> Stated goal: Copy all lines in which the word "WILBRAHAM" can be found.

> The input:
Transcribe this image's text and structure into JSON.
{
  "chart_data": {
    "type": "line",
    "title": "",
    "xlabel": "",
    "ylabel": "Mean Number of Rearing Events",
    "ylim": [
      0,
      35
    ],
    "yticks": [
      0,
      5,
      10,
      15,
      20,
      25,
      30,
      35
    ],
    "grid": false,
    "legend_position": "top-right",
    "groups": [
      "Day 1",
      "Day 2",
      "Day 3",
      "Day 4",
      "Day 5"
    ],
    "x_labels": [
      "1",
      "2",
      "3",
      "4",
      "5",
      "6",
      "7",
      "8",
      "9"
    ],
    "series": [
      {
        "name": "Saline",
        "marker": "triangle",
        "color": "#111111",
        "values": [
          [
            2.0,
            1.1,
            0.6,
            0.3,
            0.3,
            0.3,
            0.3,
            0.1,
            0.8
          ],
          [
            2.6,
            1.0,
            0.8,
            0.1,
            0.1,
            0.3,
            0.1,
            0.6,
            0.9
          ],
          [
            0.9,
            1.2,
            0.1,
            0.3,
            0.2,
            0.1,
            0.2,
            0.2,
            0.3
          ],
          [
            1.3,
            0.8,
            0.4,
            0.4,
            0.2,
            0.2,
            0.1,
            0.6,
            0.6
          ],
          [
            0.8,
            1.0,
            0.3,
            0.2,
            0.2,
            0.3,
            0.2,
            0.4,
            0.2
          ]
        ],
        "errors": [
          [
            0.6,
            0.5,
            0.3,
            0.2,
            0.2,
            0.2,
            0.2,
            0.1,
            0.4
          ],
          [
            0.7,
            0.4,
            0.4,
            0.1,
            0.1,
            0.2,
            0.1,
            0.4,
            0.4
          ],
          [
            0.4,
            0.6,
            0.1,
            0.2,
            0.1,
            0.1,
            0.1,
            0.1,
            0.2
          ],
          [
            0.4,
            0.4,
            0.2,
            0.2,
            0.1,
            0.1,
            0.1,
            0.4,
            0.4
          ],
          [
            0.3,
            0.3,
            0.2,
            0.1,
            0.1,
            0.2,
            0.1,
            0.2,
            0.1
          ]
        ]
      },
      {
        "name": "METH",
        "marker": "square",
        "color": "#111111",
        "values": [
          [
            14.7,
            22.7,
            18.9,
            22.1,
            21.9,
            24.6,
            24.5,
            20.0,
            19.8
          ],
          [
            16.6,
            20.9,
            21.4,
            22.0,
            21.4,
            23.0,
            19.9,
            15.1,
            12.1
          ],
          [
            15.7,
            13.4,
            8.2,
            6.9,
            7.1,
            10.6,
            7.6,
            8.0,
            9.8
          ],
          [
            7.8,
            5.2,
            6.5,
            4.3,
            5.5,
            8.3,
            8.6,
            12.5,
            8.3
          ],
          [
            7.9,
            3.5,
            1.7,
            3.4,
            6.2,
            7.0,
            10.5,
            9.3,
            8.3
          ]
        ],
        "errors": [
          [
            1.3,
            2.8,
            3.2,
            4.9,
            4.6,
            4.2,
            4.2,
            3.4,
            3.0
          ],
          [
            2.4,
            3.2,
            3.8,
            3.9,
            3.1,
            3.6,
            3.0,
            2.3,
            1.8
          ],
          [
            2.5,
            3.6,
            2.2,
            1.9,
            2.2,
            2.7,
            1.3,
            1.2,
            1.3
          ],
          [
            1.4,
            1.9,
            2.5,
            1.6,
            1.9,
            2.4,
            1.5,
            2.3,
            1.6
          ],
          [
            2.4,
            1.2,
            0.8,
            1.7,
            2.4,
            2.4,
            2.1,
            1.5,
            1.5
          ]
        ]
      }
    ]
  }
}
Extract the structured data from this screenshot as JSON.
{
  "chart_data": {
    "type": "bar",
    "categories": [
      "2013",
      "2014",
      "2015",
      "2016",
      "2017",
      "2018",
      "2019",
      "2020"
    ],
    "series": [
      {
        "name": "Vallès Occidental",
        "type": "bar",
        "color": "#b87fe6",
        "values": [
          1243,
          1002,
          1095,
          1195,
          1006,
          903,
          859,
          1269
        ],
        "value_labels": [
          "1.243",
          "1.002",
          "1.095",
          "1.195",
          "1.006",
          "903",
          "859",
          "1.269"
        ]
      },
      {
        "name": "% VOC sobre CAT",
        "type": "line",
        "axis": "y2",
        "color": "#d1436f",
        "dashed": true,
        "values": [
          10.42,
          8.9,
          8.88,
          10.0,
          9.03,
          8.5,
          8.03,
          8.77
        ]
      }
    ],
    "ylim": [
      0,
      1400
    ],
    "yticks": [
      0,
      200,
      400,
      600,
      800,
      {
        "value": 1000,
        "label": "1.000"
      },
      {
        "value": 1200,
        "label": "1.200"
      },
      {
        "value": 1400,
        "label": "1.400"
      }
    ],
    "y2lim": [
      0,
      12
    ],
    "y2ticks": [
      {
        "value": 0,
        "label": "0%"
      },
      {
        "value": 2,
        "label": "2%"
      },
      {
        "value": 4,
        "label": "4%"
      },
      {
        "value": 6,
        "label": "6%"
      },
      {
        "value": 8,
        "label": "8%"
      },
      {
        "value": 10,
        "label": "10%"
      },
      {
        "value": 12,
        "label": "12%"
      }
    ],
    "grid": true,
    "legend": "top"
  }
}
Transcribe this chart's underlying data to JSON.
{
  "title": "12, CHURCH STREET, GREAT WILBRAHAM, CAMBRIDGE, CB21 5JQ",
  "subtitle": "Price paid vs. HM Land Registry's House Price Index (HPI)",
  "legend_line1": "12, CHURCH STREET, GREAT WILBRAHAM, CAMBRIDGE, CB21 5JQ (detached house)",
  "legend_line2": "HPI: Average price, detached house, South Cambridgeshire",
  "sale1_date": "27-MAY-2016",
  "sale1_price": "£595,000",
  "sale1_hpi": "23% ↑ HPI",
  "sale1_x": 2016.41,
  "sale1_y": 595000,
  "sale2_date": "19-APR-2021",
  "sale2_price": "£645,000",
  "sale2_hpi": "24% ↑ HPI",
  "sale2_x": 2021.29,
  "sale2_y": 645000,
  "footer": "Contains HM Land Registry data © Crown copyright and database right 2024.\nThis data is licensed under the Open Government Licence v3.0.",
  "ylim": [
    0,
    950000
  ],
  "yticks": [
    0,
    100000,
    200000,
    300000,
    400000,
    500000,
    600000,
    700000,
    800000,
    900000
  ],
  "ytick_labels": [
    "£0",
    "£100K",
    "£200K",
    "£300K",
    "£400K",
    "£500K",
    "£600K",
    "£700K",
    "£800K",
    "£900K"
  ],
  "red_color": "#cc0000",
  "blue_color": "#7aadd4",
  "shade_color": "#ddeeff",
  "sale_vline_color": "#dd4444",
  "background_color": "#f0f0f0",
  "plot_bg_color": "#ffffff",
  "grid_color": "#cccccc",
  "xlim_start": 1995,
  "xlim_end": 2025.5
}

> Response below:
  "title": "12, CHURCH STREET, GREAT WILBRAHAM, CAMBRIDGE, CB21 5JQ",
  "legend_line1": "12, CHURCH STREET, GREAT WILBRAHAM, CAMBRIDGE, CB21 5JQ (detached house)",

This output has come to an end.